=== REQUIREMENT ===
Beneath this sentence is a set of records; write each of them out exactly.

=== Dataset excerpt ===

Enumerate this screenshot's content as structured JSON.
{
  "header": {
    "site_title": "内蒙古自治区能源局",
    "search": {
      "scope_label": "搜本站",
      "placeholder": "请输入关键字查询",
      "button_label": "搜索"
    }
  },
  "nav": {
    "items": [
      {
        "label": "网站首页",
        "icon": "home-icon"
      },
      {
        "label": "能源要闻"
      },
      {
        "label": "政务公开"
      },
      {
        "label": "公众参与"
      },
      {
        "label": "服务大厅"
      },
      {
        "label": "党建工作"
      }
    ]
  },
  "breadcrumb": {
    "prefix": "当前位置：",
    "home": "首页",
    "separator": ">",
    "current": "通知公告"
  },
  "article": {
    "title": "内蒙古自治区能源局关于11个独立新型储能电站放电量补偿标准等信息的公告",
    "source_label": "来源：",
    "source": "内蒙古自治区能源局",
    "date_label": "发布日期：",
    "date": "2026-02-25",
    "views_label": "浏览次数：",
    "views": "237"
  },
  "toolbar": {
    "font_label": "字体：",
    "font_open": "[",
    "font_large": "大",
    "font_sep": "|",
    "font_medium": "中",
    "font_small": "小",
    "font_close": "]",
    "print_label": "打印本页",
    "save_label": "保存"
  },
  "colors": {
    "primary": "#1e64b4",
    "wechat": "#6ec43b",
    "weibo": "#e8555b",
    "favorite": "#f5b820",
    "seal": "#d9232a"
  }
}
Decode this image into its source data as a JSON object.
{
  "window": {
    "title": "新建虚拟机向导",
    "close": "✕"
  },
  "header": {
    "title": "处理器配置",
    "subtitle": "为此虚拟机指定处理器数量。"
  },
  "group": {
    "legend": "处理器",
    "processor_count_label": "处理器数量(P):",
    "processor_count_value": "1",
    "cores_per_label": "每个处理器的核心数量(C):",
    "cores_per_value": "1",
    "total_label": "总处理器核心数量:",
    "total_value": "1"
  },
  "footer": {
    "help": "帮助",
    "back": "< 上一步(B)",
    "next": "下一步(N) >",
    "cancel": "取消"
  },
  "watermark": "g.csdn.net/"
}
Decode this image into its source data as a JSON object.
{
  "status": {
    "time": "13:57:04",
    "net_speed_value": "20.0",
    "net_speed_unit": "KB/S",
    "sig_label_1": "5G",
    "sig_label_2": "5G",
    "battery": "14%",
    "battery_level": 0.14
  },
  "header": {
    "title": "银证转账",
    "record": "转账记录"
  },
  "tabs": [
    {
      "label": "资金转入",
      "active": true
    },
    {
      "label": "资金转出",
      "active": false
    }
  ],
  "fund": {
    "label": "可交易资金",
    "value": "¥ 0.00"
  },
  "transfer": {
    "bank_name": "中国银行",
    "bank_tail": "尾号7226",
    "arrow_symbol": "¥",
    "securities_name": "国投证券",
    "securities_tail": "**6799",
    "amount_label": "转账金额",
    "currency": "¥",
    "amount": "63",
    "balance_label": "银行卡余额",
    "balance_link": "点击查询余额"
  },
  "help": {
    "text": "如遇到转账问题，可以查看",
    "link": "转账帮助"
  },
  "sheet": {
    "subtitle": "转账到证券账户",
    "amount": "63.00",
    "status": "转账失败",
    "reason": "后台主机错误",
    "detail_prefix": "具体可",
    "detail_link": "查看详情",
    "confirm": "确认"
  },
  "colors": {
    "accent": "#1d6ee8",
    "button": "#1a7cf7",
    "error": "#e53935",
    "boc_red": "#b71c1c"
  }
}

=== CORRECT RESPONSE ===
Enumerate this screenshot's content as structured JSON.
{
  "header": {
    "site_title": "内蒙古自治区能源局",
    "search": {
      "scope_label": "搜本站",
      "placeholder": "请输入关键字查询",
      "button_label": "搜索"
    }
  },
  "nav": {
    "items": [
      {
        "label": "网站首页",
        "icon": "home-icon"
      },
      {
        "label": "能源要闻"
      },
      {
        "label": "政务公开"
      },
      {
        "label": "公众参与"
      },
      {
        "label": "服务大厅"
      },
      {
        "label": "党建工作"
      }
    ]
  },
  "breadcrumb": {
    "prefix": "当前位置：",
    "home": "首页",
    "separator": ">",
    "current": "通知公告"
  },
  "article": {
    "title": "内蒙古自治区能源局关于11个独立新型储能电站放电量补偿标准等信息的公告",
    "source_label": "来源：",
    "source": "内蒙古自治区能源局",
    "date_label": "发布日期：",
    "date": "2026-02-25",
    "views_label": "浏览次数：",
    "views": "237"
  },
  "toolbar": {
    "font_label": "字体：",
    "font_open": "[",
    "font_large": "大",
    "font_sep": "|",
    "font_medium": "中",
    "font_small": "小",
    "font_close": "]",
    "print_label": "打印本页",
    "save_label": "保存"
  },
  "colors": {
    "primary": "#1e64b4",
    "wechat": "#6ec43b",
    "weibo": "#e8555b",
    "favorite": "#f5b820",
    "seal": "#d9232a"
  }
}
Decode this image into its source data as a JSON object.
{
  "window": {
    "title": "新建虚拟机向导",
    "close": "✕"
  },
  "header": {
    "title": "处理器配置",
    "subtitle": "为此虚拟机指定处理器数量。"
  },
  "group": {
    "legend": "处理器",
    "processor_count_label": "处理器数量(P):",
    "processor_count_value": "1",
    "cores_per_label": "每个处理器的核心数量(C):",
    "cores_per_value": "1",
    "total_label": "总处理器核心数量:",
    "total_value": "1"
  },
  "footer": {
    "help": "帮助",
    "back": "< 上一步(B)",
    "next": "下一步(N) >",
    "cancel": "取消"
  },
  "watermark": "g.csdn.net/"
}
Decode this image into its source data as a JSON object.
{
  "status": {
    "time": "13:57:04",
    "net_speed_value": "20.0",
    "net_speed_unit": "KB/S",
    "sig_label_1": "5G",
    "sig_label_2": "5G",
    "battery": "14%",
    "battery_level": 0.14
  },
  "header": {
    "title": "银证转账",
    "record": "转账记录"
  },
  "tabs": [
    {
      "label": "资金转入",
      "active": true
    },
    {
      "label": "资金转出",
      "active": false
    }
  ],
  "fund": {
    "label": "可交易资金",
    "value": "¥ 0.00"
  },
  "transfer": {
    "bank_name": "中国银行",
    "bank_tail": "尾号7226",
    "arrow_symbol": "¥",
    "securities_name": "国投证券",
    "securities_tail": "**6799",
    "amount_label": "转账金额",
    "currency": "¥",
    "amount": "63",
    "balance_label": "银行卡余额",
    "balance_link": "点击查询余额"
  },
  "help": {
    "text": "如遇到转账问题，可以查看",
    "link": "转账帮助"
  },
  "sheet": {
    "subtitle": "转账到证券账户",
    "amount": "63.00",
    "status": "转账失败",
    "reason": "后台主机错误",
    "detail_prefix": "具体可",
    "detail_link": "查看详情",
    "confirm": "确认"
  },
  "colors": {
    "accent": "#1d6ee8",
    "button": "#1a7cf7",
    "error": "#e53935",
    "boc_red": "#b71c1c"
  }
}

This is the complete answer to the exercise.